— WHAT YOU ARE ASKED TO DO —
Copy the material word for word from its first line through the line that contains "x-tick-label: 7月: [565, 20, 590, 38]", including that line, and stop there.

— DATASET ROWS —
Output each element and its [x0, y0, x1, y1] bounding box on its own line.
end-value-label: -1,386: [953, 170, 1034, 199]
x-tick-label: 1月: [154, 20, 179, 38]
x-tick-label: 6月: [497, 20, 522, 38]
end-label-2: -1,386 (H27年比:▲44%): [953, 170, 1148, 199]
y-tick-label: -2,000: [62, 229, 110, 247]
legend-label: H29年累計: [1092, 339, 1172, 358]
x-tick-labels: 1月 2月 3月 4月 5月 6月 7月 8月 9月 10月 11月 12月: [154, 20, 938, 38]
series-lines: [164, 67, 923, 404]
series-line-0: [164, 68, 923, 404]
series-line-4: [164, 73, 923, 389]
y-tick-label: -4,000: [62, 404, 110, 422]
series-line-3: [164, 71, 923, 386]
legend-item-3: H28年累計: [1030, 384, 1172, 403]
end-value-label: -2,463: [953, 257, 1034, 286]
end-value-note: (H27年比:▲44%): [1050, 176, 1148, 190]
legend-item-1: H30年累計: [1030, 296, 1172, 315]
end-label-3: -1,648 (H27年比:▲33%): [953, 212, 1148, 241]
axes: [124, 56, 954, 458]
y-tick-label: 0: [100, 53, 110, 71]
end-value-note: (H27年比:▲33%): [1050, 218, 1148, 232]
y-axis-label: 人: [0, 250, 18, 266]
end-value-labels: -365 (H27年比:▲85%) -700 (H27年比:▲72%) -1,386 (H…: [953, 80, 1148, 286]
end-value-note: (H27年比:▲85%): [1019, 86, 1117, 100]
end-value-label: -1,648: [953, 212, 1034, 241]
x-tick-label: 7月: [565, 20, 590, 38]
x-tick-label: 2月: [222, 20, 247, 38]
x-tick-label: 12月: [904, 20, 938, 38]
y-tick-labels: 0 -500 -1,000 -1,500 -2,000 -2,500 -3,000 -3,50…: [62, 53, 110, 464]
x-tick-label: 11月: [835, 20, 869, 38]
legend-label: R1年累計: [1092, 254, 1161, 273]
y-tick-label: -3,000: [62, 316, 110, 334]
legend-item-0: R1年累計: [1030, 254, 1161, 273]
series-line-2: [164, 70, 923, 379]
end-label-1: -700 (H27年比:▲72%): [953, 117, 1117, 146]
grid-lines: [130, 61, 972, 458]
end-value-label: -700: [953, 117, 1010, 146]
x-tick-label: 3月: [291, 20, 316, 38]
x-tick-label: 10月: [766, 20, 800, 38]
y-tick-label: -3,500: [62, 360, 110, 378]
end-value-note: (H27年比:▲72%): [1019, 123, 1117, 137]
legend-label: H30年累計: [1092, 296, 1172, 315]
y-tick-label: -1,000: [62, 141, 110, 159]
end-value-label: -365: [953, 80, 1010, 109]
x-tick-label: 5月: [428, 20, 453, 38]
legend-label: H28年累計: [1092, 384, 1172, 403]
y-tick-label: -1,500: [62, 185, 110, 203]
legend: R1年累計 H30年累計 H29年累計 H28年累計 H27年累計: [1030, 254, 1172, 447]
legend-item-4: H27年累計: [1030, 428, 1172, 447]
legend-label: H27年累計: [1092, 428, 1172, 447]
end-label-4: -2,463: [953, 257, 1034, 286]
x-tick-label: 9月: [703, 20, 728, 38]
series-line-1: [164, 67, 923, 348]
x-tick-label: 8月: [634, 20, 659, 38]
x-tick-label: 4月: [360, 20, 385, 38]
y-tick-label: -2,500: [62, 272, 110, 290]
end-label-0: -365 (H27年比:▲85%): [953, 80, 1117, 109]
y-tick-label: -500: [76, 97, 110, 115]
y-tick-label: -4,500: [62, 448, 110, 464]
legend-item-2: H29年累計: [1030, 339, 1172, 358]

— EXERCISE OUTPUT —
Output each element and its [x0, y0, x1, y1] bounding box on its own line.
end-value-label: -1,386: [953, 170, 1034, 199]
x-tick-label: 1月: [154, 20, 179, 38]
x-tick-label: 6月: [497, 20, 522, 38]
end-label-2: -1,386 (H27年比:▲44%): [953, 170, 1148, 199]
y-tick-label: -2,000: [62, 229, 110, 247]
legend-label: H29年累計: [1092, 339, 1172, 358]
x-tick-labels: 1月 2月 3月 4月 5月 6月 7月 8月 9月 10月 11月 12月: [154, 20, 938, 38]
series-lines: [164, 67, 923, 404]
series-line-0: [164, 68, 923, 404]
series-line-4: [164, 73, 923, 389]
y-tick-label: -4,000: [62, 404, 110, 422]
series-line-3: [164, 71, 923, 386]
legend-item-3: H28年累計: [1030, 384, 1172, 403]
end-value-label: -2,463: [953, 257, 1034, 286]
end-value-note: (H27年比:▲44%): [1050, 176, 1148, 190]
legend-item-1: H30年累計: [1030, 296, 1172, 315]
end-label-3: -1,648 (H27年比:▲33%): [953, 212, 1148, 241]
axes: [124, 56, 954, 458]
y-tick-label: 0: [100, 53, 110, 71]
end-value-note: (H27年比:▲33%): [1050, 218, 1148, 232]
y-axis-label: 人: [0, 250, 18, 266]
end-value-labels: -365 (H27年比:▲85%) -700 (H27年比:▲72%) -1,386 (H…: [953, 80, 1148, 286]
end-value-note: (H27年比:▲85%): [1019, 86, 1117, 100]
end-value-label: -1,648: [953, 212, 1034, 241]
x-tick-label: 7月: [565, 20, 590, 38]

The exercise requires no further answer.